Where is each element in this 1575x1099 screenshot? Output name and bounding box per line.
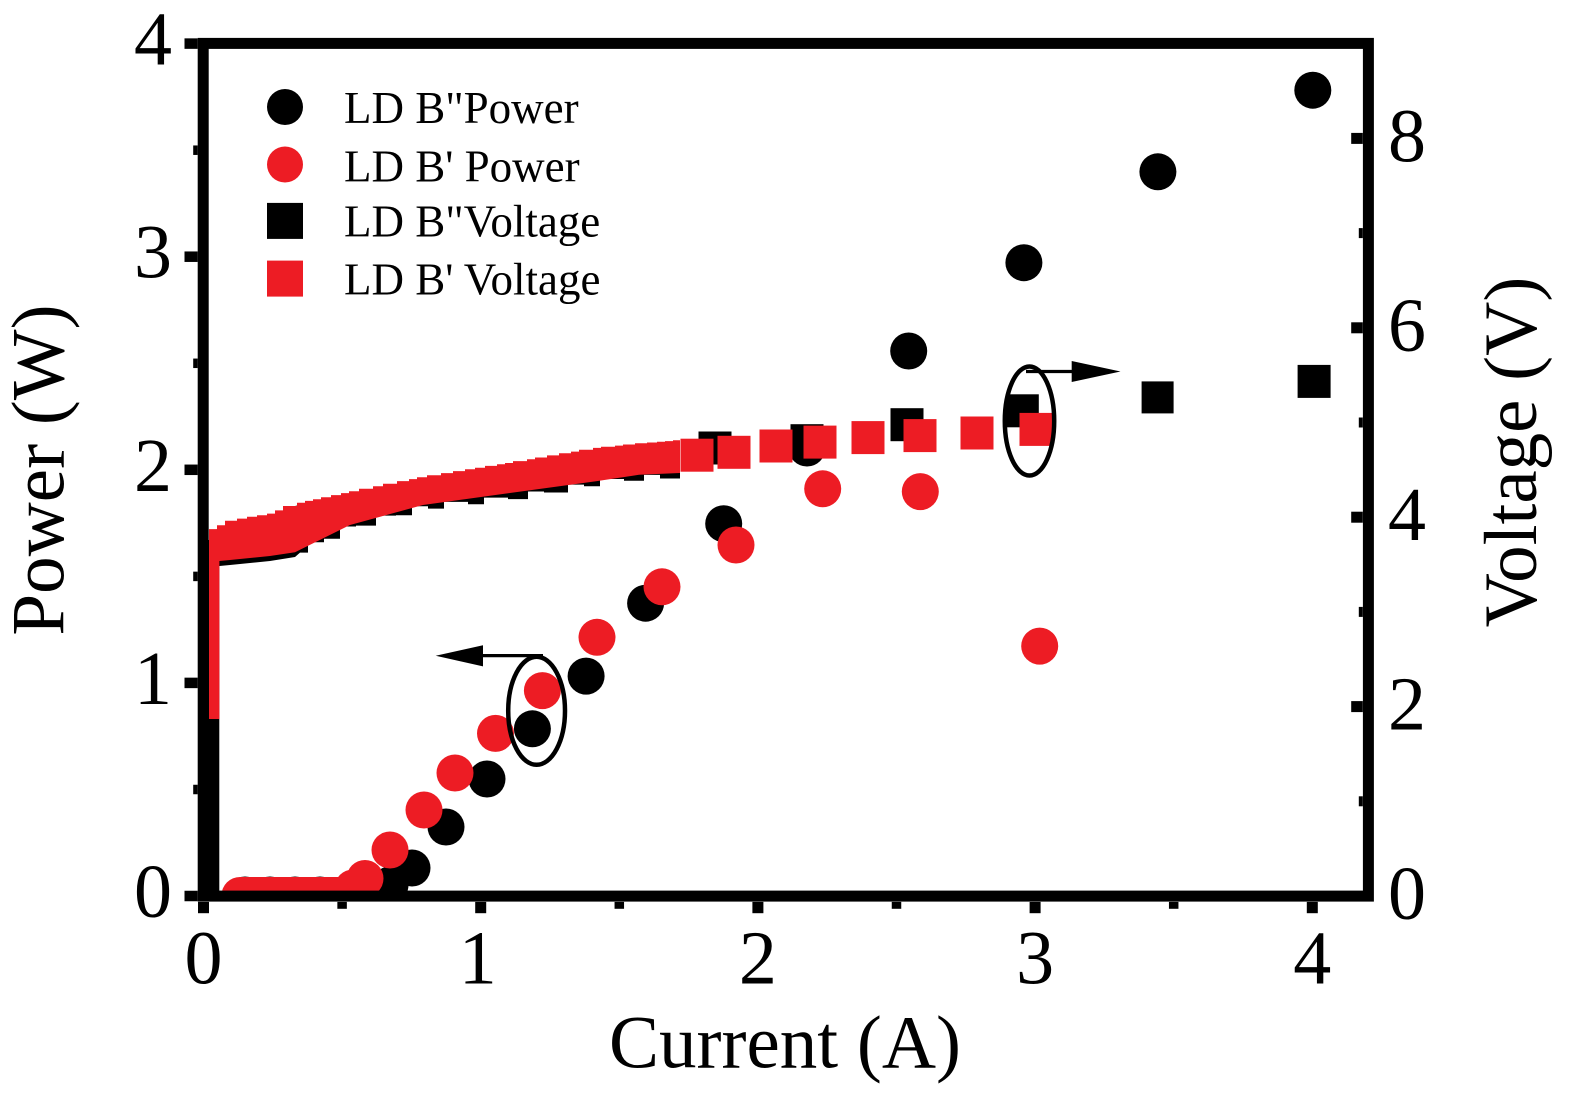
svg-text:0: 0 <box>1388 852 1426 936</box>
svg-text:0: 0 <box>134 850 172 934</box>
svg-text:4: 4 <box>134 0 172 82</box>
svg-text:6: 6 <box>1388 284 1426 368</box>
svg-text:LD B' Power: LD B' Power <box>344 142 580 192</box>
svg-text:LD B"Voltage: LD B"Voltage <box>344 197 600 247</box>
svg-text:LD B' Voltage: LD B' Voltage <box>344 254 600 304</box>
svg-text:4: 4 <box>1388 473 1426 557</box>
svg-text:3: 3 <box>1016 917 1054 1001</box>
svg-text:8: 8 <box>1388 94 1426 178</box>
svg-text:Voltage (V): Voltage (V) <box>1470 277 1553 628</box>
svg-text:2: 2 <box>134 424 172 508</box>
svg-text:4: 4 <box>1293 917 1331 1001</box>
svg-text:1: 1 <box>459 917 497 1001</box>
svg-text:2: 2 <box>739 917 777 1001</box>
svg-text:1: 1 <box>134 637 172 721</box>
svg-text:0: 0 <box>185 917 223 1001</box>
svg-text:2: 2 <box>1388 663 1426 747</box>
svg-text:LD B"Power: LD B"Power <box>344 83 579 133</box>
svg-text:Current (A): Current (A) <box>609 1002 961 1085</box>
svg-text:3: 3 <box>134 211 172 295</box>
svg-text:Power (W): Power (W) <box>0 304 81 635</box>
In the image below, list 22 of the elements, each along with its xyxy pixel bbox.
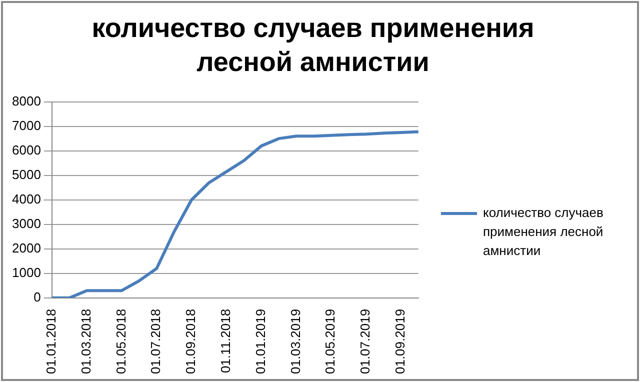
x-tick-label: 01.01.2018 [44,308,58,374]
x-tick-label: 01.05.2018 [113,308,128,374]
y-tick-label: 4000 [12,191,41,206]
y-tick-label: 2000 [12,240,41,256]
x-tick-label: 01.03.2018 [78,308,94,374]
chart-title: количество случаев применения лесной амнистии [90,12,536,79]
y-tick-label: 6000 [12,142,41,158]
x-tick-label: 01.09.2019 [392,308,408,374]
x-tick-label: 01.03.2019 [288,308,303,374]
y-tick-label: 3000 [12,216,41,231]
x-tick-label: 01.07.2018 [148,308,164,374]
y-tick-label: 0 [34,290,41,305]
x-tick-label: 01.05.2019 [322,308,338,374]
y-tick-label: 8000 [12,93,41,108]
x-tick-label: 01.11.2018 [218,308,234,374]
x-tick-label: 01.01.2019 [252,308,268,374]
y-tick-label: 1000 [12,265,41,280]
y-tick-label: 7000 [12,118,41,133]
x-tick-label: 01.07.2019 [358,308,373,374]
x-tick-label: 01.09.2018 [183,308,198,374]
legend-label: количество случаев применения лесной амнистии [483,204,604,260]
y-tick-label: 5000 [12,166,41,182]
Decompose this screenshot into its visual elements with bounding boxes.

* * *

§ **Task to carry out**:
Filter the records, keeping only the lines that contain the string "elements" with matching case.

§ **Solution**:
In the image below, list 22 of the elements, each along with its xyxy pixel bbox.
Decompose this screenshot into its visual elements with bounding boxes.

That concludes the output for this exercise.